AVAILABLE RECORDS
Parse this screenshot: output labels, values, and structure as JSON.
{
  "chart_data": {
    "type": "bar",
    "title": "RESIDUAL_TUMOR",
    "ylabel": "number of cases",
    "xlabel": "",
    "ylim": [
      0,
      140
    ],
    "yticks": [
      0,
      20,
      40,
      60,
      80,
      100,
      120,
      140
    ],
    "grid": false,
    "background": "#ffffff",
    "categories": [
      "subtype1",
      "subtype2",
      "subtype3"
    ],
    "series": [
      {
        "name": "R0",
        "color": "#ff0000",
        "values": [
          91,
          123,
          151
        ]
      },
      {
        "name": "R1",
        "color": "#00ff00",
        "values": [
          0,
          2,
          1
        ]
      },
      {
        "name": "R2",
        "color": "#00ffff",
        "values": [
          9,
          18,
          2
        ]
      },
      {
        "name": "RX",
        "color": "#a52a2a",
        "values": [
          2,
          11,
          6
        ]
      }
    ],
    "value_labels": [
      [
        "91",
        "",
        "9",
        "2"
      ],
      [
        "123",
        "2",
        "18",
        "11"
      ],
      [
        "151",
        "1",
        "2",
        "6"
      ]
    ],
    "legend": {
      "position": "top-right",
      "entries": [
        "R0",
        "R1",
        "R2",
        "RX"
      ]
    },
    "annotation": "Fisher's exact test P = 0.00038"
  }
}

---

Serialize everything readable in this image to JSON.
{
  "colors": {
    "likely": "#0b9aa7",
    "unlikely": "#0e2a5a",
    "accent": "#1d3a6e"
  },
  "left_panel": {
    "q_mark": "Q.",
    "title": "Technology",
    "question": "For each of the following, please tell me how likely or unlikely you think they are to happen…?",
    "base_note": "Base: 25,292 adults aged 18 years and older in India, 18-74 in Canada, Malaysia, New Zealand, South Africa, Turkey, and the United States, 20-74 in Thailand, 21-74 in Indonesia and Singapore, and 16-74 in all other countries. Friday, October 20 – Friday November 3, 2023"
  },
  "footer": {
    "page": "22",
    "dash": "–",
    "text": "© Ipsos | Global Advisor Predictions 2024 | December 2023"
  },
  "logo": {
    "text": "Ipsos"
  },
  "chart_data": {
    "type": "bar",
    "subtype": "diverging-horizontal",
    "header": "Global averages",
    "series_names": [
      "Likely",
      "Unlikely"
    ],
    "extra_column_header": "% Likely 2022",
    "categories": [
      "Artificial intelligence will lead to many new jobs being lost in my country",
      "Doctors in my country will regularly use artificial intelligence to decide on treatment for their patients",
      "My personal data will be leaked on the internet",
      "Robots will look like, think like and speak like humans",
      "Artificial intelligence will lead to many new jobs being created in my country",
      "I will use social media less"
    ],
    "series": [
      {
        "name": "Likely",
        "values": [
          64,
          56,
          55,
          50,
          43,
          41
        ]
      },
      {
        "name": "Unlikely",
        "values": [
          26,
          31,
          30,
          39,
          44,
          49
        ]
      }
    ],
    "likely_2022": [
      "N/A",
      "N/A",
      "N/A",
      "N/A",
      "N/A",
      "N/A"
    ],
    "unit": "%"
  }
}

---

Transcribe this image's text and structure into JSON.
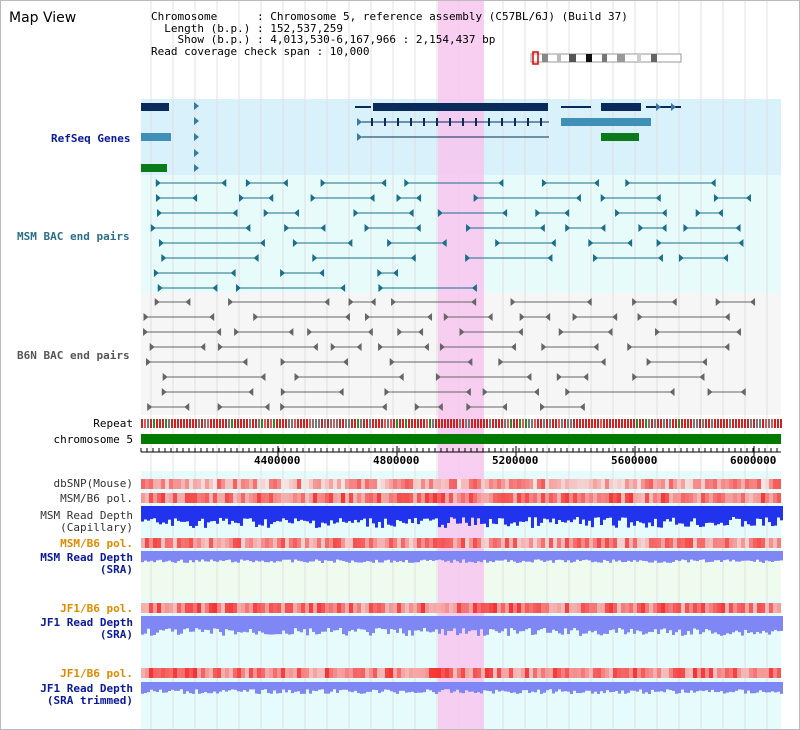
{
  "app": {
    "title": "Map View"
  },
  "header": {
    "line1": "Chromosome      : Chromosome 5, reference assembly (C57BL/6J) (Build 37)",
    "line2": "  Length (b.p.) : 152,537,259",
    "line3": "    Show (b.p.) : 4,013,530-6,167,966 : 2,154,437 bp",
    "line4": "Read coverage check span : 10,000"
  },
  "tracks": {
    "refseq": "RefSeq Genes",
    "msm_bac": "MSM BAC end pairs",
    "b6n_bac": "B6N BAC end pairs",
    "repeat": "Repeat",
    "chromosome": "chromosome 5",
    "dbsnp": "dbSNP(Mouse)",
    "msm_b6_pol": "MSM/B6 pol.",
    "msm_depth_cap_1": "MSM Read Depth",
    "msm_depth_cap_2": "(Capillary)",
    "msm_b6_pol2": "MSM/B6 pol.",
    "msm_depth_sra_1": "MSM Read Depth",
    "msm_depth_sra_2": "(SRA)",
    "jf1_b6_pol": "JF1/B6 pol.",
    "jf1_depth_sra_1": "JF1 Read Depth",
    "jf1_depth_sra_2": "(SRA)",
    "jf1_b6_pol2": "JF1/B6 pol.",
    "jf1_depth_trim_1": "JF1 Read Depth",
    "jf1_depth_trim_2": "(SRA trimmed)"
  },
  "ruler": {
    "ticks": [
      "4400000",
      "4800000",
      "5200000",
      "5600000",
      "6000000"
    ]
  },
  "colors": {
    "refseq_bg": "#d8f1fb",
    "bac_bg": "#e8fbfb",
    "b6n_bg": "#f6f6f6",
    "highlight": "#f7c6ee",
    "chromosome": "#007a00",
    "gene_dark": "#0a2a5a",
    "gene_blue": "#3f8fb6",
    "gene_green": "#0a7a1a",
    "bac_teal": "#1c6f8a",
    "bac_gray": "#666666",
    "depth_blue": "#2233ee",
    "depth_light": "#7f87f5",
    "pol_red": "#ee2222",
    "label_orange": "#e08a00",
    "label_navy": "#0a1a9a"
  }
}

TASK PROMPT
When a line in the data holds the word "this", show that line.

FINISHED TASK
Parse this screenshot: output labels, values, and structure as JSON.
Serialize everything readable in this image to JSON.
Transcribe this image's text and structure into JSON.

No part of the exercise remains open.